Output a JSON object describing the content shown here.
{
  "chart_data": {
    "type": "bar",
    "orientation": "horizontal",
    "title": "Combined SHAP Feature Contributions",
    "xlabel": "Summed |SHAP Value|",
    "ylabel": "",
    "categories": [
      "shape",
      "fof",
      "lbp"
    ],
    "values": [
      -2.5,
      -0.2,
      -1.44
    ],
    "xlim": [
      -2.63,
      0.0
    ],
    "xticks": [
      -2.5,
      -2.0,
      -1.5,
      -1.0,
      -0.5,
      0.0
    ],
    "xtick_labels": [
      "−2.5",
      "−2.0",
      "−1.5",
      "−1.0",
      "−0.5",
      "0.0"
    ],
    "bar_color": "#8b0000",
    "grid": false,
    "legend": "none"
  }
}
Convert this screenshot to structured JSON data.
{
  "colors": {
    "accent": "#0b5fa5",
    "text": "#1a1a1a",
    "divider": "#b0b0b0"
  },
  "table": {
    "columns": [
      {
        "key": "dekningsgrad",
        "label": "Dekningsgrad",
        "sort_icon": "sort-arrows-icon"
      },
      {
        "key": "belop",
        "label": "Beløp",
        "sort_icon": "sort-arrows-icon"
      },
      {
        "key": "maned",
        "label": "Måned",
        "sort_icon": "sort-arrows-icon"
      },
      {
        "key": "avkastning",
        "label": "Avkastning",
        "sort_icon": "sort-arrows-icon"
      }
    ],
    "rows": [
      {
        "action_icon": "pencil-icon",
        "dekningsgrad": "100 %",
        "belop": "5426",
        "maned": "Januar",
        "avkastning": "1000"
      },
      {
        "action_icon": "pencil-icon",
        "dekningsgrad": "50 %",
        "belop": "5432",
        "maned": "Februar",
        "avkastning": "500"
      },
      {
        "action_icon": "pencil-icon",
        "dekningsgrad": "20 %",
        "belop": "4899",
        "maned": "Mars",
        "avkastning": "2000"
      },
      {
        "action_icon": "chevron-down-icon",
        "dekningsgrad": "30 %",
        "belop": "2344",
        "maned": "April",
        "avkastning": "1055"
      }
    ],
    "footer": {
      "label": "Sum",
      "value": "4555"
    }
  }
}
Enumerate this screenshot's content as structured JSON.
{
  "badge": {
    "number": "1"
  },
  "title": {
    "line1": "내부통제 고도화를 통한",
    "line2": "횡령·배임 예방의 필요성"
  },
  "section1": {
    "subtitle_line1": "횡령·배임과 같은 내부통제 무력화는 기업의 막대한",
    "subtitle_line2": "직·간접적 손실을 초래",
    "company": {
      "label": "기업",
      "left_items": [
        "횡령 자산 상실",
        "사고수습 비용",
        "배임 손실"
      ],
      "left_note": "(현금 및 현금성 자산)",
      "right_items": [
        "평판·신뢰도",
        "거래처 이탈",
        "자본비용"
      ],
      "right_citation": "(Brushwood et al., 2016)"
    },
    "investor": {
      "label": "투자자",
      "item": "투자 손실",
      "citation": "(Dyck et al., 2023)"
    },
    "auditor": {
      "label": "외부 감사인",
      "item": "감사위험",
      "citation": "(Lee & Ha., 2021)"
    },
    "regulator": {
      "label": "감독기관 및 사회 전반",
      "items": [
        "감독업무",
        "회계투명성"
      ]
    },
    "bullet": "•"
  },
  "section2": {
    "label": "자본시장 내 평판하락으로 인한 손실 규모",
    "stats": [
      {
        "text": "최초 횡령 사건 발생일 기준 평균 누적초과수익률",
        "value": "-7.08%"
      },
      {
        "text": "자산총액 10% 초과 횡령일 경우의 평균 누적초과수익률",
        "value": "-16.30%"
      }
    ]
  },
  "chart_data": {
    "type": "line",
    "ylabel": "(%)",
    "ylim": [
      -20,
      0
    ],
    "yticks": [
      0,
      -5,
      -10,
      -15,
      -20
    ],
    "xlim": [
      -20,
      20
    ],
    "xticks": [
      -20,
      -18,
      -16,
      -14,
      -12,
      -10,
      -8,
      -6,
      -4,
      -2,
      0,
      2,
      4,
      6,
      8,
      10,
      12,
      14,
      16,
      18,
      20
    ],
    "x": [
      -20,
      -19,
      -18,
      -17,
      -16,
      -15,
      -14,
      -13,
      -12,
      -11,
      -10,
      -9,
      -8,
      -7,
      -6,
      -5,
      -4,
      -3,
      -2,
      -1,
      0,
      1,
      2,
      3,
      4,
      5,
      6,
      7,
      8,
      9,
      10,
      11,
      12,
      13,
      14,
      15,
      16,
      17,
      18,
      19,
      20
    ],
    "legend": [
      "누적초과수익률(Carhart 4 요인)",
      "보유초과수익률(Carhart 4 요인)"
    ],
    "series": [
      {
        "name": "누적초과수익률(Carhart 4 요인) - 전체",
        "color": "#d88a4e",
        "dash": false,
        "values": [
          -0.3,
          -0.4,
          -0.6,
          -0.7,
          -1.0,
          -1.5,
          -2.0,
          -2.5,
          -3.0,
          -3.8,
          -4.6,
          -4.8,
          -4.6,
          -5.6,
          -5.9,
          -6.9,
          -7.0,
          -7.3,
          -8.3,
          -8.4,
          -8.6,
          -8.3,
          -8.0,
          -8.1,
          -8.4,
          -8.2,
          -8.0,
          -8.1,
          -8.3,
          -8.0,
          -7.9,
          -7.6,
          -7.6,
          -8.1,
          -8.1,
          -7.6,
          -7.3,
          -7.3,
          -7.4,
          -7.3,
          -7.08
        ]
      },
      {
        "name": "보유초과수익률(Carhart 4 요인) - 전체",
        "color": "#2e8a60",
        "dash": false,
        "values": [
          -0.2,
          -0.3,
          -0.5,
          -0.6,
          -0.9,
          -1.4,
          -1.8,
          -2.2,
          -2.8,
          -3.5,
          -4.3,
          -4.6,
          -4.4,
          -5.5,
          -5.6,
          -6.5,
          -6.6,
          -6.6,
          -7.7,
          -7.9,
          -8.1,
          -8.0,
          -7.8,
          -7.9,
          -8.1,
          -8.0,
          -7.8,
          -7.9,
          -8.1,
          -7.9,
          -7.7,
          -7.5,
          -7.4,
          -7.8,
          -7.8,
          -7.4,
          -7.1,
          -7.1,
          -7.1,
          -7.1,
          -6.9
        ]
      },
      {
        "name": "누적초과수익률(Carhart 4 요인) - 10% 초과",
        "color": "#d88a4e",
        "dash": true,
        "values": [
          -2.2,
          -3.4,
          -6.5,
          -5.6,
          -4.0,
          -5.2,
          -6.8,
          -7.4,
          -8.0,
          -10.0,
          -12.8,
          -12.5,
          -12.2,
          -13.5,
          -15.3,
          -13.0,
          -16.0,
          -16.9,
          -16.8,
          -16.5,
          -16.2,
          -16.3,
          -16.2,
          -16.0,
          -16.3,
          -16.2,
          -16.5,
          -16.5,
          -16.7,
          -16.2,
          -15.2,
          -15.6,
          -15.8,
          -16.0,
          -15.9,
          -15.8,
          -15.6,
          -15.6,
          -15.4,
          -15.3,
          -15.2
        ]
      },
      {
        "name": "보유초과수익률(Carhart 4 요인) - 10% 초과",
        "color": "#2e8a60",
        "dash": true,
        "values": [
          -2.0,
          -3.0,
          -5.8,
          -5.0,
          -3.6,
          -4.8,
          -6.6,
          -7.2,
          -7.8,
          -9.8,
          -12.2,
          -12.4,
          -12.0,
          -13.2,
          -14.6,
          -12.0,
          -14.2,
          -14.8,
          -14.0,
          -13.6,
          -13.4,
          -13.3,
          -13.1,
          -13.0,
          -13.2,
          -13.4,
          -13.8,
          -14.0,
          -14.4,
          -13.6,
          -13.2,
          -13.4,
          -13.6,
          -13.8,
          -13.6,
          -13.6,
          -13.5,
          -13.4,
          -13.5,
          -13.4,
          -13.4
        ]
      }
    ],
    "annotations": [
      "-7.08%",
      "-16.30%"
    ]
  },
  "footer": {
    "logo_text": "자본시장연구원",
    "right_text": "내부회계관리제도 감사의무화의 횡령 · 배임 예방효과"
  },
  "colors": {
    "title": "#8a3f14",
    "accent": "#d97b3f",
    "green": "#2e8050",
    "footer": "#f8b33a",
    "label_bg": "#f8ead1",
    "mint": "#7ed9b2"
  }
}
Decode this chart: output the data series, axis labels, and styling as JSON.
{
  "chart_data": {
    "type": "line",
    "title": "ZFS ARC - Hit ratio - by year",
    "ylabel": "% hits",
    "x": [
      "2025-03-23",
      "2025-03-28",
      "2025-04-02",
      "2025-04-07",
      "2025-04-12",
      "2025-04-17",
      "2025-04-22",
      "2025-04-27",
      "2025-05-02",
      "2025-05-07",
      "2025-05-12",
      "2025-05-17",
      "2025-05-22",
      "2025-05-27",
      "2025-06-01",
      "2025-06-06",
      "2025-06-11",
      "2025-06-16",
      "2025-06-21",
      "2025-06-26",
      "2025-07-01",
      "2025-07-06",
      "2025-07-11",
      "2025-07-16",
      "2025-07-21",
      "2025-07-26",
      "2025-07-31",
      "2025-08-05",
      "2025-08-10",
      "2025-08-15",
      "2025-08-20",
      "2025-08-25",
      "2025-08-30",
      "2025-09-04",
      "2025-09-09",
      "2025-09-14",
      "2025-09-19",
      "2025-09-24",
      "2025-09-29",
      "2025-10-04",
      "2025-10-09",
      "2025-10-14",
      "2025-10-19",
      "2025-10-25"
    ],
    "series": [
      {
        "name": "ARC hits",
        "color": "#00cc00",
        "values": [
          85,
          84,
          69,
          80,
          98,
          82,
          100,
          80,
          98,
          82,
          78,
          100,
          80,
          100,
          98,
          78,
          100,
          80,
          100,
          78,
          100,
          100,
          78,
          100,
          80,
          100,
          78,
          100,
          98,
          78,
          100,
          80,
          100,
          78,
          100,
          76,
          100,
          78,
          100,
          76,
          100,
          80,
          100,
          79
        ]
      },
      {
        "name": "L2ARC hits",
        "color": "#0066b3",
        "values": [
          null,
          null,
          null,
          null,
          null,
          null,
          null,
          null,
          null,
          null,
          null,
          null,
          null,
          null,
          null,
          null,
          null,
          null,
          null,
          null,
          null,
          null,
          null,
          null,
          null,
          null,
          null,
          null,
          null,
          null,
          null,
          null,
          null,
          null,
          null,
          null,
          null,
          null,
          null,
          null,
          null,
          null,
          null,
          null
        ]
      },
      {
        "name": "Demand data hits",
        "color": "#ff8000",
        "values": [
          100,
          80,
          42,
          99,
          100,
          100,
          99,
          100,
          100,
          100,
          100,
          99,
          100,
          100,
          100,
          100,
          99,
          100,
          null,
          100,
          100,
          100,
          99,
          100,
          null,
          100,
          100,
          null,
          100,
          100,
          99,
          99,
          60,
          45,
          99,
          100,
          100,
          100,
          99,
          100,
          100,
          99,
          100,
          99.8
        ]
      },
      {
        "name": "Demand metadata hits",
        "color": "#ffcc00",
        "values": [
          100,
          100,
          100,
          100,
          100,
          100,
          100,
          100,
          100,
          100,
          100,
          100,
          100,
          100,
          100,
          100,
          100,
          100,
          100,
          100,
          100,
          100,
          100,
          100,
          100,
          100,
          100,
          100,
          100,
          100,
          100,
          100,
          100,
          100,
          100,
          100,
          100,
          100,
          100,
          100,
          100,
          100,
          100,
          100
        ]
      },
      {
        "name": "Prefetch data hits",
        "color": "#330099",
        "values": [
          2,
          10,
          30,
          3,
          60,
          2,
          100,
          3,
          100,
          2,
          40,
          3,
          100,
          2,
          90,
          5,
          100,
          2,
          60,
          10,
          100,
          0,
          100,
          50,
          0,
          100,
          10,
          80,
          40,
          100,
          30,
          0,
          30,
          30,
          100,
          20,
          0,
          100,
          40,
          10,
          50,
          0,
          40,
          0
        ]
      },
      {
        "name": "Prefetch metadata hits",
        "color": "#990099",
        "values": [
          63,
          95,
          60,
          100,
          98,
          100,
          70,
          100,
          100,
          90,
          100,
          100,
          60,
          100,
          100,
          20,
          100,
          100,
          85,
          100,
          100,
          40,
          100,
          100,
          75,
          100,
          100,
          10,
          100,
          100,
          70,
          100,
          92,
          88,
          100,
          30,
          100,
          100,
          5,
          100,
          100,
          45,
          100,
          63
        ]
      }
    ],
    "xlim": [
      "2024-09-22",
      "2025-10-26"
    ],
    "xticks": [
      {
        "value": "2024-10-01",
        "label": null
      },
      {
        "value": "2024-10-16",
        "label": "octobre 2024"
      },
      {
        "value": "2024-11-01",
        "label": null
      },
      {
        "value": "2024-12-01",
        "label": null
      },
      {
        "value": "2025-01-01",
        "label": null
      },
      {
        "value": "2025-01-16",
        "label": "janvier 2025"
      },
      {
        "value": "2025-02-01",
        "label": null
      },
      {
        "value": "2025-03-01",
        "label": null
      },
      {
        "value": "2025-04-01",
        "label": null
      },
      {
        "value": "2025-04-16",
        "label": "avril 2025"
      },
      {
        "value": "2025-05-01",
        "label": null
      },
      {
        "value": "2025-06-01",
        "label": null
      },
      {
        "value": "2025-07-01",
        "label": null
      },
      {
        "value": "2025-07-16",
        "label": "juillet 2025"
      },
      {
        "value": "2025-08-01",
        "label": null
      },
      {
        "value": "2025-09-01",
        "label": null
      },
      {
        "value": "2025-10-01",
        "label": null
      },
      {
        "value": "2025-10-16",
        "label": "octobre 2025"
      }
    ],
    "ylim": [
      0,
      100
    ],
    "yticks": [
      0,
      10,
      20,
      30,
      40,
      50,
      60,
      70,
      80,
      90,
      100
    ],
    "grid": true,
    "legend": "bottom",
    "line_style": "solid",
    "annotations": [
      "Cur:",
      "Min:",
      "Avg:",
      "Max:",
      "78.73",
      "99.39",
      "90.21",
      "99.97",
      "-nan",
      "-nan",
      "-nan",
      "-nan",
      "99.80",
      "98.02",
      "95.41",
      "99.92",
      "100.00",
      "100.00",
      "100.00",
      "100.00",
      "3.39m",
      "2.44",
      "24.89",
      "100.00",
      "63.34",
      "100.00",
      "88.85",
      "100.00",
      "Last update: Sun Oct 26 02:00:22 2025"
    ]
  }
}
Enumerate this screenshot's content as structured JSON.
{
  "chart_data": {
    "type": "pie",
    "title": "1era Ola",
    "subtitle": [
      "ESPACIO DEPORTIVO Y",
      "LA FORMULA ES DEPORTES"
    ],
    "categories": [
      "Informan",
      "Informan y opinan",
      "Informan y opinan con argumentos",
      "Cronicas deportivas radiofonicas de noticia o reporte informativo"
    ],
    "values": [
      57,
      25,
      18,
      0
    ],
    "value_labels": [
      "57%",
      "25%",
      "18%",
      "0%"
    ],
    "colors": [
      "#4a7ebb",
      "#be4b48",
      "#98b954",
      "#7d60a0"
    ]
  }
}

==*==

Given exercise —
Where a line of the records above holds the word "name", copy that line.

The output —
        "name": "누적초과수익률(Carhart 4 요인) - 전체",
        "name": "보유초과수익률(Carhart 4 요인) - 전체",
        "name": "누적초과수익률(Carhart 4 요인) - 10% 초과",
        "name": "보유초과수익률(Carhart 4 요인) - 10% 초과",
        "name": "ARC hits",
        "name": "L2ARC hits",
        "name": "Demand data hits",
        "name": "Demand metadata hits",
        "name": "Prefetch data hits",
        "name": "Prefetch metadata hits",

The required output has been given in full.